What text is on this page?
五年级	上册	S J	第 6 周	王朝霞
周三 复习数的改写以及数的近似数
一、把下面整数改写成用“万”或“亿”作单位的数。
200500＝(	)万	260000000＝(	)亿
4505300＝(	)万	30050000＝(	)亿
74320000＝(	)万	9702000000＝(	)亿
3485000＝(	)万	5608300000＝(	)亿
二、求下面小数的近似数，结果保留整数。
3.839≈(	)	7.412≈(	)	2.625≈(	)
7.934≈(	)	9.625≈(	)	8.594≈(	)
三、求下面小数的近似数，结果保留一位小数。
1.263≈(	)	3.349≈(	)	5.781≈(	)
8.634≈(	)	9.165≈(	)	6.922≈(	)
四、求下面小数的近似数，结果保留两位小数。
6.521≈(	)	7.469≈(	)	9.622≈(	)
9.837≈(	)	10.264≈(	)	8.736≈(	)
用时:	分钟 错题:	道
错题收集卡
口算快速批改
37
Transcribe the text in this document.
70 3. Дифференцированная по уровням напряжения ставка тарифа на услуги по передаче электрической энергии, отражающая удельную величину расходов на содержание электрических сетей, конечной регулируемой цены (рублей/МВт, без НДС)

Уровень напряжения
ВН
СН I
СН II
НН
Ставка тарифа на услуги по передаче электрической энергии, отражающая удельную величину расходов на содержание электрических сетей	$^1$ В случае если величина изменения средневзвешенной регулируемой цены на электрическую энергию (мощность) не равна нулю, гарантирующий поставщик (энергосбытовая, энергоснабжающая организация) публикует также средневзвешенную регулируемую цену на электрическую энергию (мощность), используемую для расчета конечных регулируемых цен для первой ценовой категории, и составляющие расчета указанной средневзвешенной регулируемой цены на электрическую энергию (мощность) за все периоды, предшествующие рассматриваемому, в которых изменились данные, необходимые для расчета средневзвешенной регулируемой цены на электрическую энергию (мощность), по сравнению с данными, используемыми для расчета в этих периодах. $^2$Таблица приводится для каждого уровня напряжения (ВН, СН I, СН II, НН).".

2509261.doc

→ The request
Could you transcribe the records in full, exactly?

→ Worked solution
What text is on this page?
五年级	上册	S J	第 6 周	王朝霞
周三 复习数的改写以及数的近似数
一、把下面整数改写成用“万”或“亿”作单位的数。
200500＝(	)万	260000000＝(	)亿
4505300＝(	)万	30050000＝(	)亿
74320000＝(	)万	9702000000＝(	)亿
3485000＝(	)万	5608300000＝(	)亿
二、求下面小数的近似数，结果保留整数。
3.839≈(	)	7.412≈(	)	2.625≈(	)
7.934≈(	)	9.625≈(	)	8.594≈(	)
三、求下面小数的近似数，结果保留一位小数。
1.263≈(	)	3.349≈(	)	5.781≈(	)
8.634≈(	)	9.165≈(	)	6.922≈(	)
四、求下面小数的近似数，结果保留两位小数。
6.521≈(	)	7.469≈(	)	9.622≈(	)
9.837≈(	)	10.264≈(	)	8.736≈(	)
用时:	分钟 错题:	道
错题收集卡
口算快速批改
37
Transcribe the text in this document.
70 3. Дифференцированная по уровням напряжения ставка тарифа на услуги по передаче электрической энергии, отражающая удельную величину расходов на содержание электрических сетей, конечной регулируемой цены (рублей/МВт, без НДС)

Уровень напряжения
ВН
СН I
СН II
НН
Ставка тарифа на услуги по передаче электрической энергии, отражающая удельную величину расходов на содержание электрических сетей	$^1$ В случае если величина изменения средневзвешенной регулируемой цены на электрическую энергию (мощность) не равна нулю, гарантирующий поставщик (энергосбытовая, энергоснабжающая организация) публикует также средневзвешенную регулируемую цену на электрическую энергию (мощность), используемую для расчета конечных регулируемых цен для первой ценовой категории, и составляющие расчета указанной средневзвешенной регулируемой цены на электрическую энергию (мощность) за все периоды, предшествующие рассматриваемому, в которых изменились данные, необходимые для расчета средневзвешенной регулируемой цены на электрическую энергию (мощность), по сравнению с данными, используемыми для расчета в этих периодах. $^2$Таблица приводится для каждого уровня напряжения (ВН, СН I, СН II, НН).".

2509261.doc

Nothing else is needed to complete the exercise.